◆ Directions ◆
Print every entry word for word, but omit the pictures.

◆ Excerpted records ◆

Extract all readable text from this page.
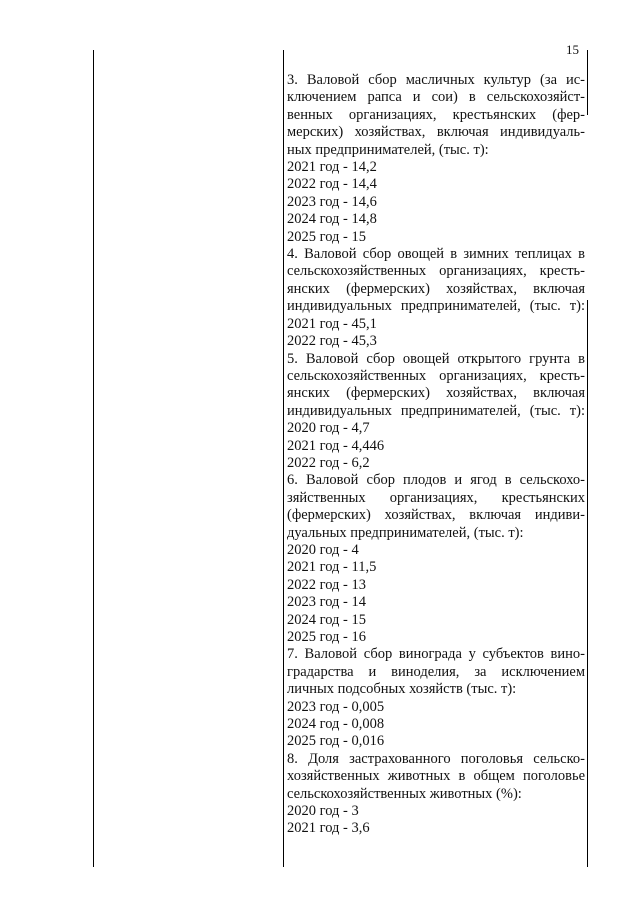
15
3. Валовой сбор масличных культур (за ис-
ключением рапса и сои) в сельскохозяйст-
венных организациях, крестьянских (фер-
мерских) хозяйствах, включая индивидуаль-
ных предпринимателей, (тыс. т):
2021 год - 14,2
2022 год - 14,4
2023 год - 14,6
2024 год - 14,8
2025 год - 15
4. Валовой сбор овощей в зимних теплицах в
сельскохозяйственных организациях, кресть-
янских (фермерских) хозяйствах, включая
индивидуальных предпринимателей, (тыс. т):
2021 год - 45,1
2022 год - 45,3
5. Валовой сбор овощей открытого грунта в
сельскохозяйственных организациях, кресть-
янских (фермерских) хозяйствах, включая
индивидуальных предпринимателей, (тыс. т):
2020 год - 4,7
2021 год - 4,446
2022 год - 6,2
6. Валовой сбор плодов и ягод в сельскохо-
зяйственных организациях, крестьянских
(фермерских) хозяйствах, включая индиви-
дуальных предпринимателей, (тыс. т):
2020 год - 4
2021 год - 11,5
2022 год - 13
2023 год - 14
2024 год - 15
2025 год - 16
7. Валовой сбор винограда у субъектов вино-
градарства и виноделия, за исключением
личных подсобных хозяйств (тыс. т):
2023 год - 0,005
2024 год - 0,008
2025 год - 0,016
8. Доля застрахованного поголовья сельско-
хозяйственных животных в общем поголовье
сельскохозяйственных животных (%):
2020 год - 3
2021 год - 3,6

◆ Expected answer ◆
Extract all readable text from this page.
15
3. Валовой сбор масличных культур (за ис-
ключением рапса и сои) в сельскохозяйст-
венных организациях, крестьянских (фер-
мерских) хозяйствах, включая индивидуаль-
ных предпринимателей, (тыс. т):
2021 год - 14,2
2022 год - 14,4
2023 год - 14,6
2024 год - 14,8
2025 год - 15
4. Валовой сбор овощей в зимних теплицах в
сельскохозяйственных организациях, кресть-
янских (фермерских) хозяйствах, включая
индивидуальных предпринимателей, (тыс. т):
2021 год - 45,1
2022 год - 45,3
5. Валовой сбор овощей открытого грунта в
сельскохозяйственных организациях, кресть-
янских (фермерских) хозяйствах, включая
индивидуальных предпринимателей, (тыс. т):
2020 год - 4,7
2021 год - 4,446
2022 год - 6,2
6. Валовой сбор плодов и ягод в сельскохо-
зяйственных организациях, крестьянских
(фермерских) хозяйствах, включая индиви-
дуальных предпринимателей, (тыс. т):
2020 год - 4
2021 год - 11,5
2022 год - 13
2023 год - 14
2024 год - 15
2025 год - 16
7. Валовой сбор винограда у субъектов вино-
градарства и виноделия, за исключением
личных подсобных хозяйств (тыс. т):
2023 год - 0,005
2024 год - 0,008
2025 год - 0,016
8. Доля застрахованного поголовья сельско-
хозяйственных животных в общем поголовье
сельскохозяйственных животных (%):
2020 год - 3
2021 год - 3,6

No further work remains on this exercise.